>> begin Records for processing
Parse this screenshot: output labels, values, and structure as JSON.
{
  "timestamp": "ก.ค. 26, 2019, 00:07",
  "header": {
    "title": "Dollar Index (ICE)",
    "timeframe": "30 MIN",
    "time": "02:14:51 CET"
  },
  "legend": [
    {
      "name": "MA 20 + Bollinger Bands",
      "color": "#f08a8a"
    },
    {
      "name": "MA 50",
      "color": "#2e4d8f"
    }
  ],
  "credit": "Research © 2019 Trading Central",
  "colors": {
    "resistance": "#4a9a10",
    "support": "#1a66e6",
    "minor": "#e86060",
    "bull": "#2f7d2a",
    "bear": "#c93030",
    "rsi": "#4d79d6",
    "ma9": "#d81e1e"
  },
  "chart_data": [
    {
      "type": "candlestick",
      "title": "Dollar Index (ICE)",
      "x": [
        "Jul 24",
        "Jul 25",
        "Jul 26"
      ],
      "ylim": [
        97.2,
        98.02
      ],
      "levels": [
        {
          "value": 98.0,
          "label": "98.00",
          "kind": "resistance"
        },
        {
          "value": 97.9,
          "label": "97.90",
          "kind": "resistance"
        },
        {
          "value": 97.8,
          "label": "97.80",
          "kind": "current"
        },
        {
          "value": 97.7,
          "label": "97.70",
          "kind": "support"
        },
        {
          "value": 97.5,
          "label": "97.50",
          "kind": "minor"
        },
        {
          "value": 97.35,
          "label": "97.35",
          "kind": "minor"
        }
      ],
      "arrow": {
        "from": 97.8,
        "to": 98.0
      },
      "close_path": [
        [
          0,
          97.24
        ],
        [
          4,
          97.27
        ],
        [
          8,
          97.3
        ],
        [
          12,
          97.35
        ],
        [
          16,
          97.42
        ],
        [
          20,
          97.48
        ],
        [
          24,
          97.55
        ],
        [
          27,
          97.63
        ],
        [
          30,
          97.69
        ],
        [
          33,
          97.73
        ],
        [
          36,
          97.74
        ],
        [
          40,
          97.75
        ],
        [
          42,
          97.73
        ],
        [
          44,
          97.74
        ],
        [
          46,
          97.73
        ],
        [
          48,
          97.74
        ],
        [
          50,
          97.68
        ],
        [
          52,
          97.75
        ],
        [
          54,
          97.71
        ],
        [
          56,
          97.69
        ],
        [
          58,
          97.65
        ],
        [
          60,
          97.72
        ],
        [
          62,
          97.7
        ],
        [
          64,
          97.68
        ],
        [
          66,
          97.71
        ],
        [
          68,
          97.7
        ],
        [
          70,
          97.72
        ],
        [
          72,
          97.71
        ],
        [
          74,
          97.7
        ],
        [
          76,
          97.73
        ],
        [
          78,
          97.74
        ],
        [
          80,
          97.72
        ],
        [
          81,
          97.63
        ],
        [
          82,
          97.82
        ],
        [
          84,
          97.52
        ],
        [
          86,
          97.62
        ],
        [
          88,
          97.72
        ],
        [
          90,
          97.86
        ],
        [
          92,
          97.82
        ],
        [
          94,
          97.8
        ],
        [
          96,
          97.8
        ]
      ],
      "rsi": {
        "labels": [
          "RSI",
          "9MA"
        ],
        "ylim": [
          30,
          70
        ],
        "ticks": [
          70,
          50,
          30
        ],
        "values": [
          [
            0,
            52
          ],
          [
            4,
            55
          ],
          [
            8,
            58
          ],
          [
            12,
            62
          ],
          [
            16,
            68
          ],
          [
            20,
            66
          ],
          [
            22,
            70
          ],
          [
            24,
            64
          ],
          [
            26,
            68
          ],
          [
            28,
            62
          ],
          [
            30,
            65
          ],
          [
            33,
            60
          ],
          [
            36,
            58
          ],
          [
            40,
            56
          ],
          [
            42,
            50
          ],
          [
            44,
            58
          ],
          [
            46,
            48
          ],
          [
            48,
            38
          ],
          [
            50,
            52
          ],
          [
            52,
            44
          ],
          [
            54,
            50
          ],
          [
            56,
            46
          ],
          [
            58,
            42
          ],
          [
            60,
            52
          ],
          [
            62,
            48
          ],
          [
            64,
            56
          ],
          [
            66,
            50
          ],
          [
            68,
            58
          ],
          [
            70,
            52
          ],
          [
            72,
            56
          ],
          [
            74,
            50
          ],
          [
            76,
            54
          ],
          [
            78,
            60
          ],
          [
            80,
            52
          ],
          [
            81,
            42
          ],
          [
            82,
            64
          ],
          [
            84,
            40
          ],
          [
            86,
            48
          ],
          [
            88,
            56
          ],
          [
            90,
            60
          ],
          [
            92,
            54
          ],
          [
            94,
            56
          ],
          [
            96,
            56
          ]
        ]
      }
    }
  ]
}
>> end Records for processing
### What is asked:
Copy the material above verbatim.

### The response:
Parse this screenshot: output labels, values, and structure as JSON.
{
  "timestamp": "ก.ค. 26, 2019, 00:07",
  "header": {
    "title": "Dollar Index (ICE)",
    "timeframe": "30 MIN",
    "time": "02:14:51 CET"
  },
  "legend": [
    {
      "name": "MA 20 + Bollinger Bands",
      "color": "#f08a8a"
    },
    {
      "name": "MA 50",
      "color": "#2e4d8f"
    }
  ],
  "credit": "Research © 2019 Trading Central",
  "colors": {
    "resistance": "#4a9a10",
    "support": "#1a66e6",
    "minor": "#e86060",
    "bull": "#2f7d2a",
    "bear": "#c93030",
    "rsi": "#4d79d6",
    "ma9": "#d81e1e"
  },
  "chart_data": [
    {
      "type": "candlestick",
      "title": "Dollar Index (ICE)",
      "x": [
        "Jul 24",
        "Jul 25",
        "Jul 26"
      ],
      "ylim": [
        97.2,
        98.02
      ],
      "levels": [
        {
          "value": 98.0,
          "label": "98.00",
          "kind": "resistance"
        },
        {
          "value": 97.9,
          "label": "97.90",
          "kind": "resistance"
        },
        {
          "value": 97.8,
          "label": "97.80",
          "kind": "current"
        },
        {
          "value": 97.7,
          "label": "97.70",
          "kind": "support"
        },
        {
          "value": 97.5,
          "label": "97.50",
          "kind": "minor"
        },
        {
          "value": 97.35,
          "label": "97.35",
          "kind": "minor"
        }
      ],
      "arrow": {
        "from": 97.8,
        "to": 98.0
      },
      "close_path": [
        [
          0,
          97.24
        ],
        [
          4,
          97.27
        ],
        [
          8,
          97.3
        ],
        [
          12,
          97.35
        ],
        [
          16,
          97.42
        ],
        [
          20,
          97.48
        ],
        [
          24,
          97.55
        ],
        [
          27,
          97.63
        ],
        [
          30,
          97.69
        ],
        [
          33,
          97.73
        ],
        [
          36,
          97.74
        ],
        [
          40,
          97.75
        ],
        [
          42,
          97.73
        ],
        [
          44,
          97.74
        ],
        [
          46,
          97.73
        ],
        [
          48,
          97.74
        ],
        [
          50,
          97.68
        ],
        [
          52,
          97.75
        ],
        [
          54,
          97.71
        ],
        [
          56,
          97.69
        ],
        [
          58,
          97.65
        ],
        [
          60,
          97.72
        ],
        [
          62,
          97.7
        ],
        [
          64,
          97.68
        ],
        [
          66,
          97.71
        ],
        [
          68,
          97.7
        ],
        [
          70,
          97.72
        ],
        [
          72,
          97.71
        ],
        [
          74,
          97.7
        ],
        [
          76,
          97.73
        ],
        [
          78,
          97.74
        ],
        [
          80,
          97.72
        ],
        [
          81,
          97.63
        ],
        [
          82,
          97.82
        ],
        [
          84,
          97.52
        ],
        [
          86,
          97.62
        ],
        [
          88,
          97.72
        ],
        [
          90,
          97.86
        ],
        [
          92,
          97.82
        ],
        [
          94,
          97.8
        ],
        [
          96,
          97.8
        ]
      ],
      "rsi": {
        "labels": [
          "RSI",
          "9MA"
        ],
        "ylim": [
          30,
          70
        ],
        "ticks": [
          70,
          50,
          30
        ],
        "values": [
          [
            0,
            52
          ],
          [
            4,
            55
          ],
          [
            8,
            58
          ],
          [
            12,
            62
          ],
          [
            16,
            68
          ],
          [
            20,
            66
          ],
          [
            22,
            70
          ],
          [
            24,
            64
          ],
          [
            26,
            68
          ],
          [
            28,
            62
          ],
          [
            30,
            65
          ],
          [
            33,
            60
          ],
          [
            36,
            58
          ],
          [
            40,
            56
          ],
          [
            42,
            50
          ],
          [
            44,
            58
          ],
          [
            46,
            48
          ],
          [
            48,
            38
          ],
          [
            50,
            52
          ],
          [
            52,
            44
          ],
          [
            54,
            50
          ],
          [
            56,
            46
          ],
          [
            58,
            42
          ],
          [
            60,
            52
          ],
          [
            62,
            48
          ],
          [
            64,
            56
          ],
          [
            66,
            50
          ],
          [
            68,
            58
          ],
          [
            70,
            52
          ],
          [
            72,
            56
          ],
          [
            74,
            50
          ],
          [
            76,
            54
          ],
          [
            78,
            60
          ],
          [
            80,
            52
          ],
          [
            81,
            42
          ],
          [
            82,
            64
          ],
          [
            84,
            40
          ],
          [
            86,
            48
          ],
          [
            88,
            56
          ],
          [
            90,
            60
          ],
          [
            92,
            54
          ],
          [
            94,
            56
          ],
          [
            96,
            56
          ]
        ]
      }
    }
  ]
}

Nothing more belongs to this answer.